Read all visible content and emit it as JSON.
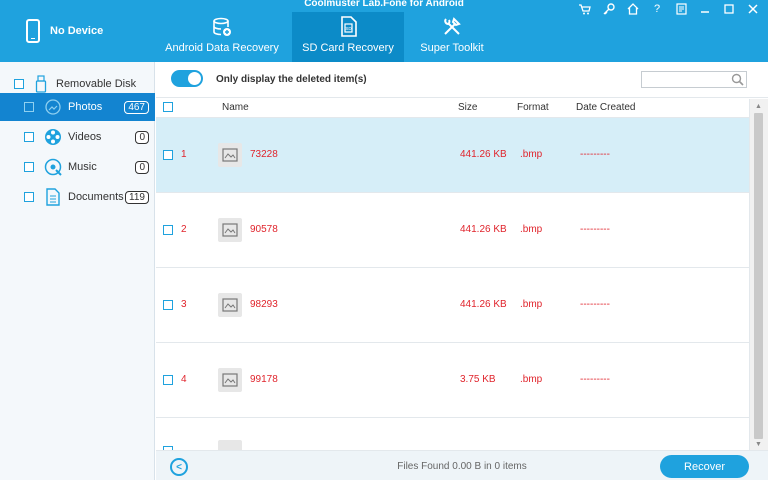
{
  "app": {
    "title": "Coolmuster Lab.Fone for Android"
  },
  "device": {
    "label": "No Device"
  },
  "tabs": [
    {
      "label": "Android Data Recovery",
      "icon": "database-icon",
      "active": false
    },
    {
      "label": "SD Card Recovery",
      "icon": "sd-card-icon",
      "active": true
    },
    {
      "label": "Super Toolkit",
      "icon": "tools-icon",
      "active": false
    }
  ],
  "window_controls": [
    "cart-icon",
    "key-icon",
    "home-icon",
    "help-icon",
    "feedback-icon",
    "minimize-icon",
    "maximize-icon",
    "close-icon"
  ],
  "sidebar": {
    "root": {
      "label": "Removable Disk",
      "icon": "usb-drive-icon"
    },
    "items": [
      {
        "label": "Photos",
        "count": "467",
        "icon": "photo-icon",
        "selected": true
      },
      {
        "label": "Videos",
        "count": "0",
        "icon": "film-reel-icon",
        "selected": false
      },
      {
        "label": "Music",
        "count": "0",
        "icon": "music-icon",
        "selected": false
      },
      {
        "label": "Documents",
        "count": "119",
        "icon": "document-icon",
        "selected": false
      }
    ]
  },
  "filter": {
    "label": "Only display the deleted item(s)",
    "toggle_on": true,
    "search_placeholder": ""
  },
  "table": {
    "headers": {
      "name": "Name",
      "size": "Size",
      "format": "Format",
      "date": "Date Created"
    },
    "rows": [
      {
        "num": "1",
        "name": "73228",
        "size": "441.26 KB",
        "format": ".bmp",
        "date": "---------",
        "selected": true
      },
      {
        "num": "2",
        "name": "90578",
        "size": "441.26 KB",
        "format": ".bmp",
        "date": "---------",
        "selected": false
      },
      {
        "num": "3",
        "name": "98293",
        "size": "441.26 KB",
        "format": ".bmp",
        "date": "---------",
        "selected": false
      },
      {
        "num": "4",
        "name": "99178",
        "size": "3.75 KB",
        "format": ".bmp",
        "date": "---------",
        "selected": false
      }
    ]
  },
  "footer": {
    "status": "Files Found 0.00 B in 0 items",
    "recover_label": "Recover"
  },
  "colors": {
    "accent": "#1fa2de",
    "selected_nav": "#1384d0",
    "row_selected": "#d6eef8",
    "deleted_text": "#e0242c"
  }
}
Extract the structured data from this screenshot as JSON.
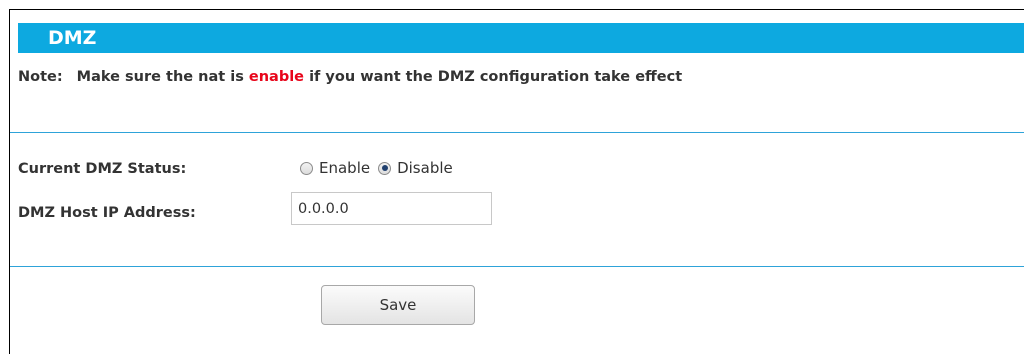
{
  "page": {
    "title": "DMZ"
  },
  "note": {
    "prefix": "Note:",
    "text_before": "Make sure the nat is ",
    "highlight": "enable",
    "text_after": " if you want the DMZ configuration take effect",
    "highlight_color": "#e8061b"
  },
  "status": {
    "label": "Current DMZ Status:",
    "options": [
      {
        "label": "Enable",
        "checked": false
      },
      {
        "label": "Disable",
        "checked": true
      }
    ]
  },
  "host_ip": {
    "label": "DMZ Host IP Address:",
    "value": "0.0.0.0"
  },
  "actions": {
    "save_label": "Save"
  },
  "colors": {
    "title_bar": "#0da9e0",
    "divider": "#2ea3d9"
  }
}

◆ ◆ ◆ ◆

Problem to solve> Check every line of the records above for the string "JSON" and say how many contain it, giving the number alone.

Solution for this task> 2